WHAT THE EXERCISE ASKS:
Within the listing below, locate all lines containing the word "subtitle". Copy each one.

··· DATA FOR THIS TASK ···

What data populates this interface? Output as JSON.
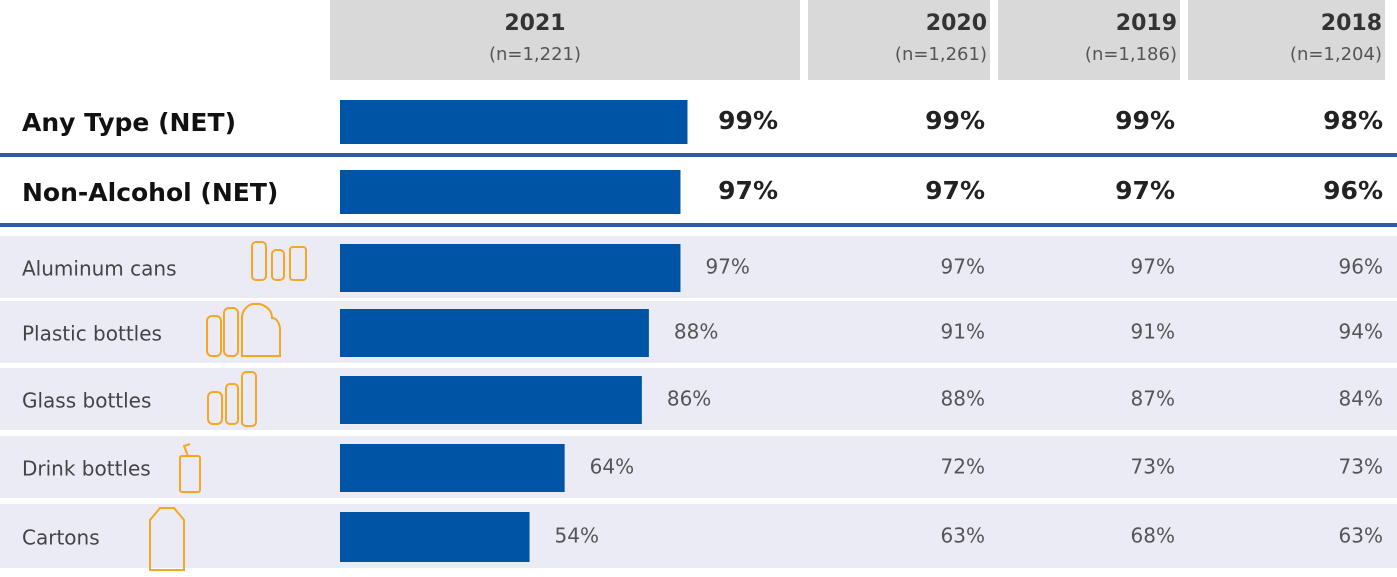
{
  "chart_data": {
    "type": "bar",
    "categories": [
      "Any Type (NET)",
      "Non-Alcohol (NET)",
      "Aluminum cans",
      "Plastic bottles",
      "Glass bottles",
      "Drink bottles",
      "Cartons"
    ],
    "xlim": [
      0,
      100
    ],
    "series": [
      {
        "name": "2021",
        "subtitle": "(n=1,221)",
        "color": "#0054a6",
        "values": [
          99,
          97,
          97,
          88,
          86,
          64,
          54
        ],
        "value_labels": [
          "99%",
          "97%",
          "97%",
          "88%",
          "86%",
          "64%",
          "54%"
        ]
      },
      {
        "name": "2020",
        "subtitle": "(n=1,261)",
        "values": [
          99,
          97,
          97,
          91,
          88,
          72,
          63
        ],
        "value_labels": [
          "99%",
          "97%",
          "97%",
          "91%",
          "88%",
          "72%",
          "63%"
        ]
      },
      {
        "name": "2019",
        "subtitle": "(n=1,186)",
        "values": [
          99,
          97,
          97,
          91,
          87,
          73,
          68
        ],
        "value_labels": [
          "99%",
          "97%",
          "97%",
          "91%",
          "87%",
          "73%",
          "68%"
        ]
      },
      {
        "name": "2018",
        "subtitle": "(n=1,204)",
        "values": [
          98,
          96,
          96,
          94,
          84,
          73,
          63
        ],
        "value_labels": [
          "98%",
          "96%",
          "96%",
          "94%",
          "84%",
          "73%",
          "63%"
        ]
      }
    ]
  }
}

···
··· DATA FOR THIS TASK ···

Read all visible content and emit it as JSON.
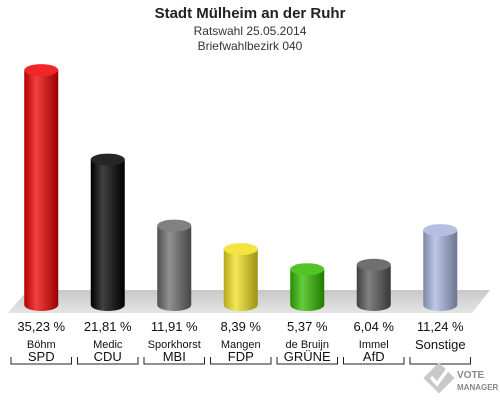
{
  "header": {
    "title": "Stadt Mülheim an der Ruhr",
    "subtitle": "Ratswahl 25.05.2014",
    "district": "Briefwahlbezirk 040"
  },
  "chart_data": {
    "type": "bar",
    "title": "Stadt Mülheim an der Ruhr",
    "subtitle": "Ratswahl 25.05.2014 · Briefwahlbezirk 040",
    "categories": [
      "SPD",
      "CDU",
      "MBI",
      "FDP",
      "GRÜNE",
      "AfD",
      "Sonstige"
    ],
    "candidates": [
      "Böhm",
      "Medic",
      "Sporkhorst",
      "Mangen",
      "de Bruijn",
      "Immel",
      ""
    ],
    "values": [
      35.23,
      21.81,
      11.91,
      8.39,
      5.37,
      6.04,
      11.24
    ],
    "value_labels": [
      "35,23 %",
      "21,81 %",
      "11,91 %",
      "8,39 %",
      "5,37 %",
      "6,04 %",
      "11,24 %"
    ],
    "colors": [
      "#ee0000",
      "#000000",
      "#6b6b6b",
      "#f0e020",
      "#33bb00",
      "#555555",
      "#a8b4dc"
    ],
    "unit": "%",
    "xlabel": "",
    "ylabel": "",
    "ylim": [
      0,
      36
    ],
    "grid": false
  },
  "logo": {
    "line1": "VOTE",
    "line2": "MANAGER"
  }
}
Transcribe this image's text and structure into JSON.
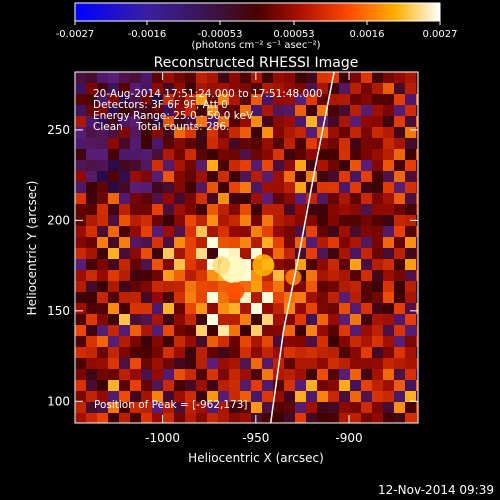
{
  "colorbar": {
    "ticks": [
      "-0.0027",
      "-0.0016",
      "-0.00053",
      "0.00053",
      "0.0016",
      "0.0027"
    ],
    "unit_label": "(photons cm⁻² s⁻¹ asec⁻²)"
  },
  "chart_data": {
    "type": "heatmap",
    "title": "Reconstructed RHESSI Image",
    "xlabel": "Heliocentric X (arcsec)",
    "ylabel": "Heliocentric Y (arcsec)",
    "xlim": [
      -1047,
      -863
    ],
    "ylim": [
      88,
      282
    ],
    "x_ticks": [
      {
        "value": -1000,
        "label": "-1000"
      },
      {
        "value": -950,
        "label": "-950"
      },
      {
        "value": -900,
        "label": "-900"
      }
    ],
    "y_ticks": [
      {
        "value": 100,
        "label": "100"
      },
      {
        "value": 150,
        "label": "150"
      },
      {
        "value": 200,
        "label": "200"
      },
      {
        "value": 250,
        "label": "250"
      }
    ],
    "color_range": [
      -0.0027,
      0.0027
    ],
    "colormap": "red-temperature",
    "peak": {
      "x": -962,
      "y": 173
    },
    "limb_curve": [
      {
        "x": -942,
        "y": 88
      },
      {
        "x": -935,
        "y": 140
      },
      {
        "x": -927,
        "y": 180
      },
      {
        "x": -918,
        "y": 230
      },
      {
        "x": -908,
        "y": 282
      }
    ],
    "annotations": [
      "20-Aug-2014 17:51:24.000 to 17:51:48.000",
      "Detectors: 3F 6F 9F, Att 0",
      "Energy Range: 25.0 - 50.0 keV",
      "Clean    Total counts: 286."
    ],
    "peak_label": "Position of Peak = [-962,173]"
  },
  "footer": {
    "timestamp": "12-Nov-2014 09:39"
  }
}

···

TASK RESULT:
        "subtitle": "(n=1,221)",
        "subtitle": "(n=1,261)",
        "subtitle": "(n=1,186)",
        "subtitle": "(n=1,204)",
    "subtitle": "Ratswahl 25.05.2014",
    "subtitle": "Ratswahl 25.05.2014 · Briefwahlbezirk 040",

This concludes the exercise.